### What you are asked to do
Produce an exact transcription of the listing below, omitting the pictures.

[Stored records]

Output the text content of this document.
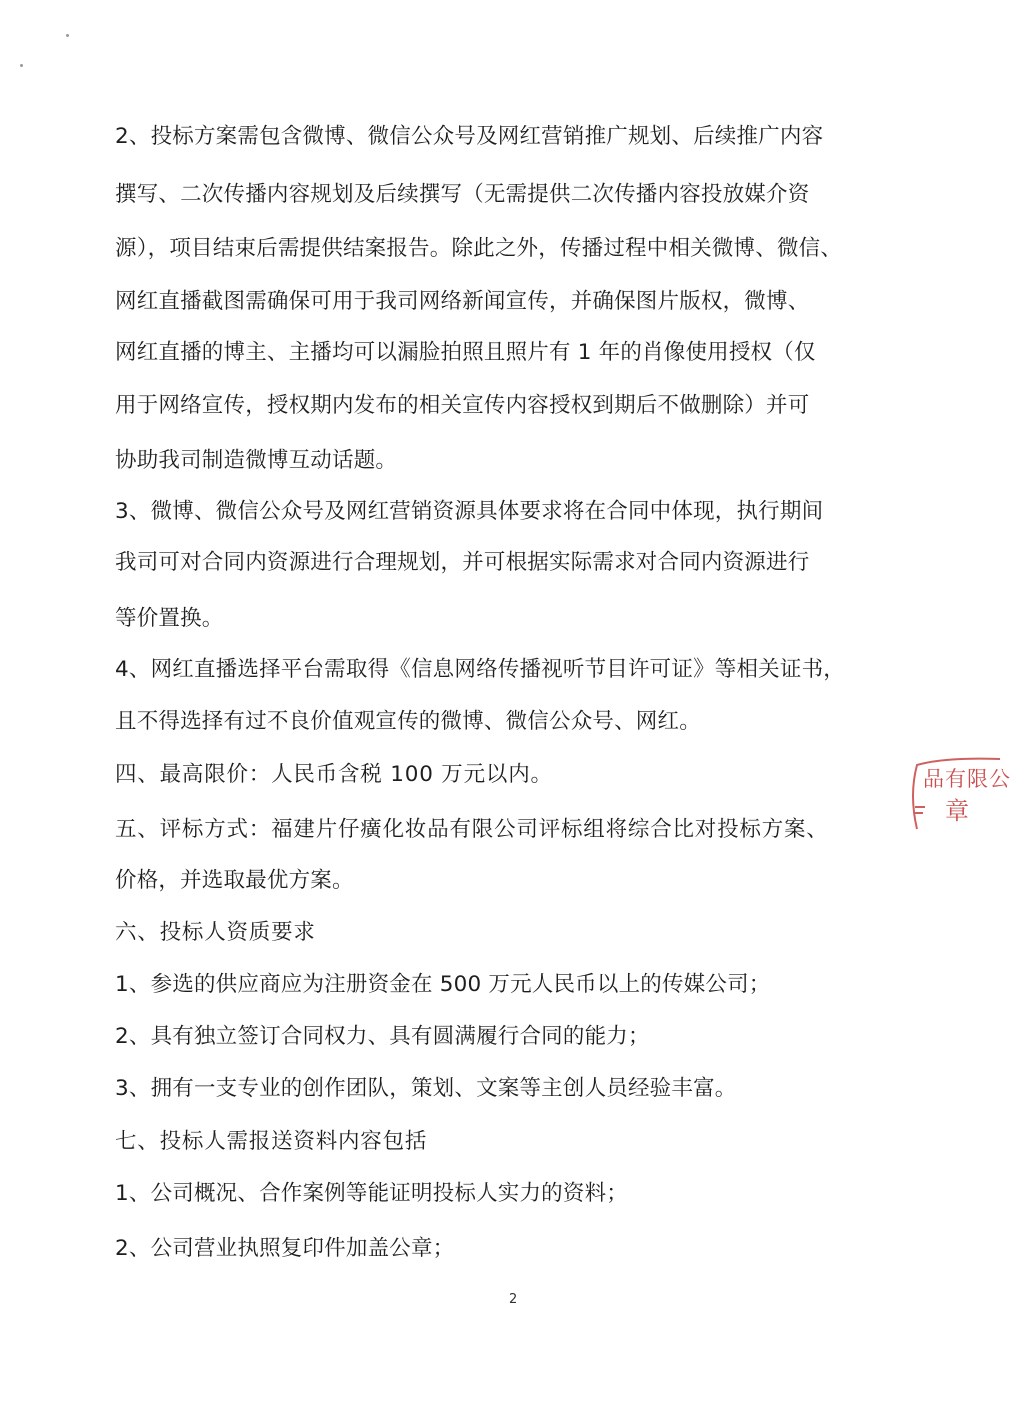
2、投标方案需包含微博、微信公众号及网红营销推广规划、后续推广内容
撰写、二次传播内容规划及后续撰写（无需提供二次传播内容投放媒介资
源），项目结束后需提供结案报告。除此之外，传播过程中相关微博、微信、
网红直播截图需确保可用于我司网络新闻宣传，并确保图片版权，微博、
网红直播的博主、主播均可以漏脸拍照且照片有 1 年的肖像使用授权（仅
用于网络宣传，授权期内发布的相关宣传内容授权到期后不做删除）并可
协助我司制造微博互动话题。
3、微博、微信公众号及网红营销资源具体要求将在合同中体现，执行期间
我司可对合同内资源进行合理规划，并可根据实际需求对合同内资源进行
等价置换。
4、网红直播选择平台需取得《信息网络传播视听节目许可证》等相关证书，
且不得选择有过不良价值观宣传的微博、微信公众号、网红。
四、最高限价：人民币含税 100 万元以内。
五、评标方式：福建片仔癀化妆品有限公司评标组将综合比对投标方案、
价格，并选取最优方案。
六、投标人资质要求
1、参选的供应商应为注册资金在 500 万元人民币以上的传媒公司；
2、具有独立签订合同权力、具有圆满履行合同的能力；
3、拥有一支专业的创作团队，策划、文案等主创人员经验丰富。
七、投标人需报送资料内容包括
1、公司概况、合作案例等能证明投标人实力的资料；
2、公司营业执照复印件加盖公章；
品有限公
章
2
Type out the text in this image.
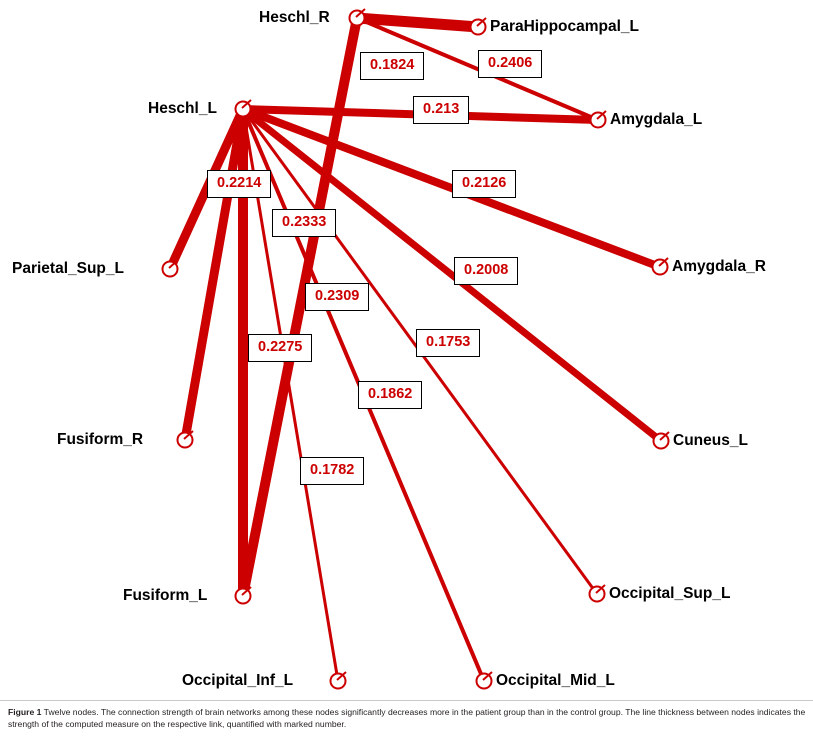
Heschl_R
ParaHippocampal_L
Heschl_L
Amygdala_L
Parietal_Sup_L	Amygdala_R
Fusiform_R	Cuneus_L
Fusiform_L	Occipital_Sup_L
Occipital_Inf_L	Occipital_Mid_L
0.2406
0.1824
0.213
0.2214	0.2126
0.2333
0.2008
0.2309
0.1753
0.2275
0.1862
0.1782
Figure 1 Twelve nodes. The connection strength of brain networks among these nodes significantly decreases more in the patient group than in the control group. The line thickness between nodes indicates the strength of the computed measure on the respective link, quantified with marked number.
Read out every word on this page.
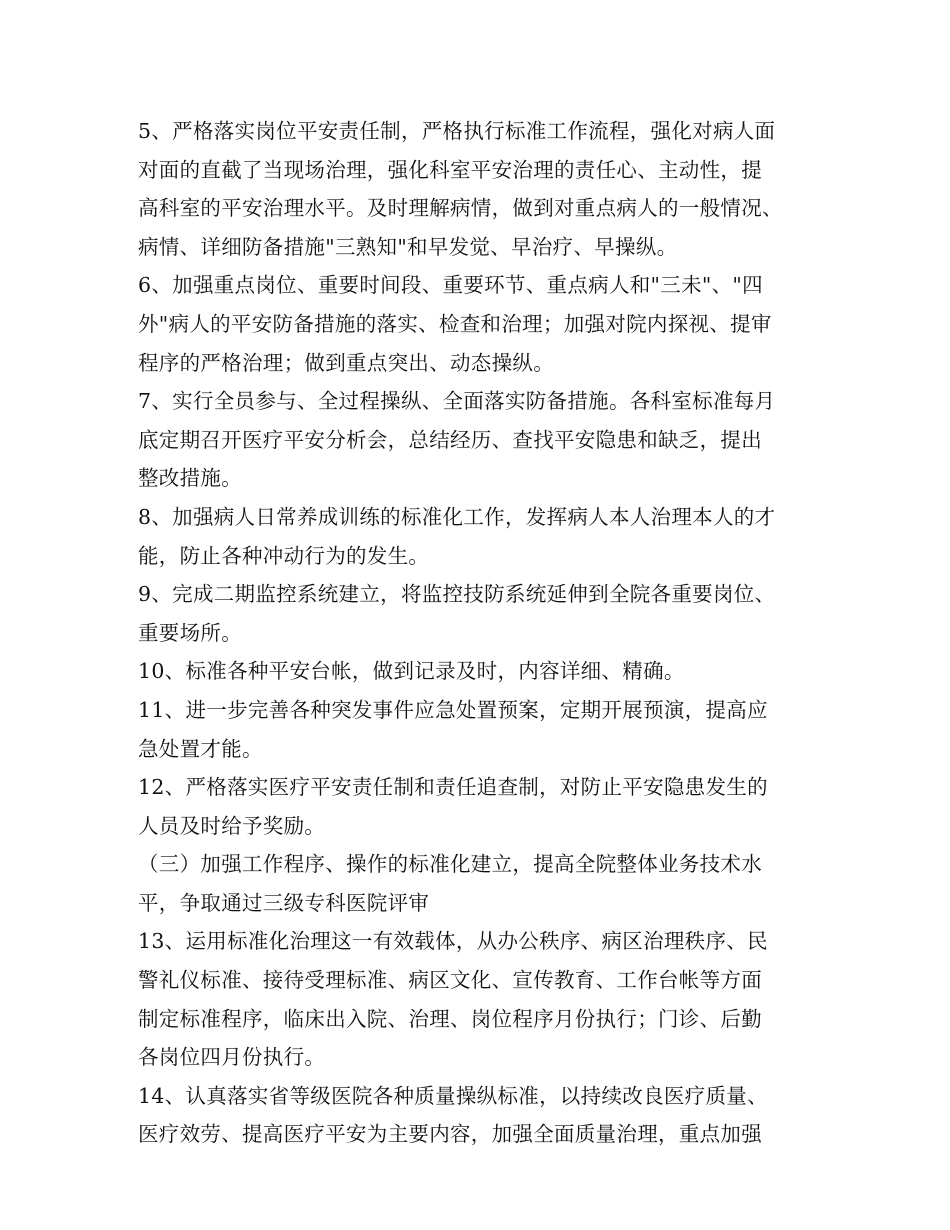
5、严格落实岗位平安责任制，严格执行标准工作流程，强化对病人面
对面的直截了当现场治理，强化科室平安治理的责任心、主动性，提
高科室的平安治理水平。及时理解病情，做到对重点病人的一般情况、
病情、详细防备措施"三熟知"和早发觉、早治疗、早操纵。
6、加强重点岗位、重要时间段、重要环节、重点病人和"三未"、"四
外"病人的平安防备措施的落实、检查和治理；加强对院内探视、提审
程序的严格治理；做到重点突出、动态操纵。
7、实行全员参与、全过程操纵、全面落实防备措施。各科室标准每月
底定期召开医疗平安分析会，总结经历、查找平安隐患和缺乏，提出
整改措施。
8、加强病人日常养成训练的标准化工作，发挥病人本人治理本人的才
能，防止各种冲动行为的发生。
9、完成二期监控系统建立，将监控技防系统延伸到全院各重要岗位、
重要场所。
10、标准各种平安台帐，做到记录及时，内容详细、精确。
11、进一步完善各种突发事件应急处置预案，定期开展预演，提高应
急处置才能。
12、严格落实医疗平安责任制和责任追查制，对防止平安隐患发生的
人员及时给予奖励。
（三）加强工作程序、操作的标准化建立，提高全院整体业务技术水
平，争取通过三级专科医院评审
13、运用标准化治理这一有效载体，从办公秩序、病区治理秩序、民
警礼仪标准、接待受理标准、病区文化、宣传教育、工作台帐等方面
制定标准程序，临床出入院、治理、岗位程序月份执行；门诊、后勤
各岗位四月份执行。
14、认真落实省等级医院各种质量操纵标准，以持续改良医疗质量、
医疗效劳、提高医疗平安为主要内容，加强全面质量治理，重点加强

### Written reply
Output the text content of this document.
2、投标方案需包含微博、微信公众号及网红营销推广规划、后续推广内容
撰写、二次传播内容规划及后续撰写（无需提供二次传播内容投放媒介资
源），项目结束后需提供结案报告。除此之外，传播过程中相关微博、微信、
网红直播截图需确保可用于我司网络新闻宣传，并确保图片版权，微博、
网红直播的博主、主播均可以漏脸拍照且照片有 1 年的肖像使用授权（仅
用于网络宣传，授权期内发布的相关宣传内容授权到期后不做删除）并可
协助我司制造微博互动话题。
3、微博、微信公众号及网红营销资源具体要求将在合同中体现，执行期间
我司可对合同内资源进行合理规划，并可根据实际需求对合同内资源进行
等价置换。
4、网红直播选择平台需取得《信息网络传播视听节目许可证》等相关证书，
且不得选择有过不良价值观宣传的微博、微信公众号、网红。
四、最高限价：人民币含税 100 万元以内。
五、评标方式：福建片仔癀化妆品有限公司评标组将综合比对投标方案、
价格，并选取最优方案。
六、投标人资质要求
1、参选的供应商应为注册资金在 500 万元人民币以上的传媒公司；
2、具有独立签订合同权力、具有圆满履行合同的能力；
3、拥有一支专业的创作团队，策划、文案等主创人员经验丰富。
七、投标人需报送资料内容包括
1、公司概况、合作案例等能证明投标人实力的资料；
2、公司营业执照复印件加盖公章；
品有限公
章
2
Type out the text in this image.
Heschl_R
ParaHippocampal_L
Heschl_L
Amygdala_L
Parietal_Sup_L	Amygdala_R
Fusiform_R	Cuneus_L
Fusiform_L	Occipital_Sup_L
Occipital_Inf_L	Occipital_Mid_L
0.2406
0.1824
0.213
0.2214	0.2126
0.2333
0.2008
0.2309
0.1753
0.2275
0.1862
0.1782
Figure 1 Twelve nodes. The connection strength of brain networks among these nodes significantly decreases more in the patient group than in the control group. The line thickness between nodes indicates the strength of the computed measure on the respective link, quantified with marked number.
Read out every word on this page.
5、严格落实岗位平安责任制，严格执行标准工作流程，强化对病人面
对面的直截了当现场治理，强化科室平安治理的责任心、主动性，提
高科室的平安治理水平。及时理解病情，做到对重点病人的一般情况、
病情、详细防备措施"三熟知"和早发觉、早治疗、早操纵。
6、加强重点岗位、重要时间段、重要环节、重点病人和"三未"、"四
外"病人的平安防备措施的落实、检查和治理；加强对院内探视、提审
程序的严格治理；做到重点突出、动态操纵。
7、实行全员参与、全过程操纵、全面落实防备措施。各科室标准每月
底定期召开医疗平安分析会，总结经历、查找平安隐患和缺乏，提出
整改措施。
8、加强病人日常养成训练的标准化工作，发挥病人本人治理本人的才
能，防止各种冲动行为的发生。
9、完成二期监控系统建立，将监控技防系统延伸到全院各重要岗位、
重要场所。
10、标准各种平安台帐，做到记录及时，内容详细、精确。
11、进一步完善各种突发事件应急处置预案，定期开展预演，提高应
急处置才能。
12、严格落实医疗平安责任制和责任追查制，对防止平安隐患发生的
人员及时给予奖励。
（三）加强工作程序、操作的标准化建立，提高全院整体业务技术水
平，争取通过三级专科医院评审
13、运用标准化治理这一有效载体，从办公秩序、病区治理秩序、民
警礼仪标准、接待受理标准、病区文化、宣传教育、工作台帐等方面
制定标准程序，临床出入院、治理、岗位程序月份执行；门诊、后勤
各岗位四月份执行。
14、认真落实省等级医院各种质量操纵标准，以持续改良医疗质量、
医疗效劳、提高医疗平安为主要内容，加强全面质量治理，重点加强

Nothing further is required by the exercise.